▶ SHORT TASK
Beginning with the line that contains "Extract all readable text from this page.", extract each line through the end of the listing below, with no additions or omissions.

▶ RECORDED INFORMATION
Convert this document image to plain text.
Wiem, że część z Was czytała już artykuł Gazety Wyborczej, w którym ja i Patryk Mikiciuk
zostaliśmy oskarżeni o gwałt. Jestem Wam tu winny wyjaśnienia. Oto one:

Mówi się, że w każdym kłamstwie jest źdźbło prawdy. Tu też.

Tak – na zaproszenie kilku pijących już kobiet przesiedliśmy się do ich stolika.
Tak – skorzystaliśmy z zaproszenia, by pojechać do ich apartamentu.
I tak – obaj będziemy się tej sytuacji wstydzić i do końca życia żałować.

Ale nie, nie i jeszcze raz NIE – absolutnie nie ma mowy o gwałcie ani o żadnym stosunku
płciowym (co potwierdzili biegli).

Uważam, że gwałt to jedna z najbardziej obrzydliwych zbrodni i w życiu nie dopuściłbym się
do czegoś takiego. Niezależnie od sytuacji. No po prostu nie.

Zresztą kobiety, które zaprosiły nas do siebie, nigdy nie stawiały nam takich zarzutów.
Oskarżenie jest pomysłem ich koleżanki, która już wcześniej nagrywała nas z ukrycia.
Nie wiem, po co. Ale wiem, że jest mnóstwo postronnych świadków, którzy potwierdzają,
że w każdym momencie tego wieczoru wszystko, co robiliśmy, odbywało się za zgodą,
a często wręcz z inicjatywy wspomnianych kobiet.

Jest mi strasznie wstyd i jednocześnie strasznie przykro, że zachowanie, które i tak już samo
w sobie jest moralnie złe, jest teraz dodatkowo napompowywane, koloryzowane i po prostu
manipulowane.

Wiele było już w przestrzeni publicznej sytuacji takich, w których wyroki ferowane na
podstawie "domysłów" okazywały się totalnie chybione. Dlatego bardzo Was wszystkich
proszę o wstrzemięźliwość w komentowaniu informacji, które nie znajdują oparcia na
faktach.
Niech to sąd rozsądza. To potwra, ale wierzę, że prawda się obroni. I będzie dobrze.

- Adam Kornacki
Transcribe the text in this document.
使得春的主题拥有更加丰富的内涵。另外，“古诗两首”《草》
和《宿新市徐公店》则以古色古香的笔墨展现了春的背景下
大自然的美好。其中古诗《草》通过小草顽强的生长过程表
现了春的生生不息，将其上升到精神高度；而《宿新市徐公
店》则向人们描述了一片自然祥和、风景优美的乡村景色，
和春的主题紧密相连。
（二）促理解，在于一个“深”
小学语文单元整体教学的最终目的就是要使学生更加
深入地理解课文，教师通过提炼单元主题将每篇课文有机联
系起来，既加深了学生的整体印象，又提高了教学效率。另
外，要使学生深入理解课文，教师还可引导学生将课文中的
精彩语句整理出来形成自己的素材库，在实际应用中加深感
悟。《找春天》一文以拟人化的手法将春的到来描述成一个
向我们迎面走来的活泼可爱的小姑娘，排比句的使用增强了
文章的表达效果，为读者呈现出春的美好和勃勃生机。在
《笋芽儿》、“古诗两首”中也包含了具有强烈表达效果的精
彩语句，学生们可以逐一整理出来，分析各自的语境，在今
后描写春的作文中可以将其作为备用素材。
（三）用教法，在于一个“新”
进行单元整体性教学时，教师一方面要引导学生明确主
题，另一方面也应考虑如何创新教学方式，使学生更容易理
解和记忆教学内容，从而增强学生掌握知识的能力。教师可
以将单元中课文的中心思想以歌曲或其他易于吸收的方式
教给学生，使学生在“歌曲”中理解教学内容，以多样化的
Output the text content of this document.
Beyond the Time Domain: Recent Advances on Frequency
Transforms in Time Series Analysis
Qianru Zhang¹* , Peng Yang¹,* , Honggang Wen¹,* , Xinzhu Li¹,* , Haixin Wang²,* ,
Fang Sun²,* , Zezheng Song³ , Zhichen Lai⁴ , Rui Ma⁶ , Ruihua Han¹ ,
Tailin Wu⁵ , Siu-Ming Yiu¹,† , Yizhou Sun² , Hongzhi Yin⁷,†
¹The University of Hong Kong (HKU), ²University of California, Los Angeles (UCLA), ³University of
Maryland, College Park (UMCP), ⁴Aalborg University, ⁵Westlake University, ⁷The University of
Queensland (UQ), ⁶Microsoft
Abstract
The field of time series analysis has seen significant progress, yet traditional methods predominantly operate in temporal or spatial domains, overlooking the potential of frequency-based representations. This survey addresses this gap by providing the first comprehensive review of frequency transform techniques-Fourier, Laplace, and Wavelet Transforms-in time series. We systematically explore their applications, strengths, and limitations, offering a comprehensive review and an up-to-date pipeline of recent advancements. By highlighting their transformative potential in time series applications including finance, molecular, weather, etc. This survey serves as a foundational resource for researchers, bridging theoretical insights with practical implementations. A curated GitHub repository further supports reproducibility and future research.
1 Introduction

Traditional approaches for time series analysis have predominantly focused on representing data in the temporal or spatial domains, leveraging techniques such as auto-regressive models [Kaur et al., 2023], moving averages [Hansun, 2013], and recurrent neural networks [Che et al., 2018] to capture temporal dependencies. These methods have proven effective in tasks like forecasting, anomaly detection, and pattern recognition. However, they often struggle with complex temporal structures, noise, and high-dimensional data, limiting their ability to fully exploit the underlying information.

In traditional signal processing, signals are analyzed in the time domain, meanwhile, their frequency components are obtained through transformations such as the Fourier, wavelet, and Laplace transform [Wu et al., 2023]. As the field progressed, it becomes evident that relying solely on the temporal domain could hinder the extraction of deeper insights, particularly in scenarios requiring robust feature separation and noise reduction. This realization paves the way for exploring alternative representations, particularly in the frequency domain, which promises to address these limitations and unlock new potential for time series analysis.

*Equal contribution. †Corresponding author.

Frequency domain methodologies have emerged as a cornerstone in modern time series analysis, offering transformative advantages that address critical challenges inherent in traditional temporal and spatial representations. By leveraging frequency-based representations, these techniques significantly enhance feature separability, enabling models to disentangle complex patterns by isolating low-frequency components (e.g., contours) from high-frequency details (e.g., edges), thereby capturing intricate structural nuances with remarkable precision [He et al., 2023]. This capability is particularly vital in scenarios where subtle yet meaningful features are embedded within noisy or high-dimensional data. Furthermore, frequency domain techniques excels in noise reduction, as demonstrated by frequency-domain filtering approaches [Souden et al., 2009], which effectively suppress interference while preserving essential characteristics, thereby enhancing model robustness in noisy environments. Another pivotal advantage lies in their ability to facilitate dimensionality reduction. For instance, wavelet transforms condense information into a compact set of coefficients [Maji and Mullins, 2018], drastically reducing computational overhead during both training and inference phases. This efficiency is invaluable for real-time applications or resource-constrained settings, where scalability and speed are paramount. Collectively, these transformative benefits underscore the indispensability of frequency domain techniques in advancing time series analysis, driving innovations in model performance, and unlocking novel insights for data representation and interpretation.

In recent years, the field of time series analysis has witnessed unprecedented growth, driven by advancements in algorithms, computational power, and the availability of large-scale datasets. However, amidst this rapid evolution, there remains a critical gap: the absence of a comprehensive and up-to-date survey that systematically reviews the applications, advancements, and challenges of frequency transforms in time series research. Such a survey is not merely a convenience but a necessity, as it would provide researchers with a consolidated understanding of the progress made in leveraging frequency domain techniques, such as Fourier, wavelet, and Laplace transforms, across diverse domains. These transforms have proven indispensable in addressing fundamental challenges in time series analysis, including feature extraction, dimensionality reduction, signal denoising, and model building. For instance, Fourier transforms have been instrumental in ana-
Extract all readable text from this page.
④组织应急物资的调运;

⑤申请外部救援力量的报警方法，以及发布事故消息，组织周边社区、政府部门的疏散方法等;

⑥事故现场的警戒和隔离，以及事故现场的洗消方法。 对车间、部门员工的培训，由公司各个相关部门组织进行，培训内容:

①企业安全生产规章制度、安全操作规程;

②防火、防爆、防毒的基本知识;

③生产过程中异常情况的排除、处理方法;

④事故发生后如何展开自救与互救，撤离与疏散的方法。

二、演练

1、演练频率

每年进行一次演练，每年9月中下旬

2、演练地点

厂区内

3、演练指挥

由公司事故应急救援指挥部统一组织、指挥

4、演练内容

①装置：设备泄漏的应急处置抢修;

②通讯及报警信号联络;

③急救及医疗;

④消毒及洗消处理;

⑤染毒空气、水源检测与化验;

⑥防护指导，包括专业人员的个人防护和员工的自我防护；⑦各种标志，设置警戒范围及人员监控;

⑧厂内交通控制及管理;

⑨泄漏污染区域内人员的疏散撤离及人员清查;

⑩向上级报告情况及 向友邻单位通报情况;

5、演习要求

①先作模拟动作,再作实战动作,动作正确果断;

▶ TASK ANSWER
Extract all readable text from this page.
④组织应急物资的调运;

⑤申请外部救援力量的报警方法，以及发布事故消息，组织周边社区、政府部门的疏散方法等;

⑥事故现场的警戒和隔离，以及事故现场的洗消方法。 对车间、部门员工的培训，由公司各个相关部门组织进行，培训内容:

①企业安全生产规章制度、安全操作规程;

②防火、防爆、防毒的基本知识;

③生产过程中异常情况的排除、处理方法;

④事故发生后如何展开自救与互救，撤离与疏散的方法。

二、演练

1、演练频率

每年进行一次演练，每年9月中下旬

2、演练地点

厂区内

3、演练指挥

由公司事故应急救援指挥部统一组织、指挥

4、演练内容

①装置：设备泄漏的应急处置抢修;

②通讯及报警信号联络;

③急救及医疗;

④消毒及洗消处理;

⑤染毒空气、水源检测与化验;

⑥防护指导，包括专业人员的个人防护和员工的自我防护；⑦各种标志，设置警戒范围及人员监控;

⑧厂内交通控制及管理;

⑨泄漏污染区域内人员的疏散撤离及人员清查;

⑩向上级报告情况及 向友邻单位通报情况;

5、演习要求

①先作模拟动作,再作实战动作,动作正确果断;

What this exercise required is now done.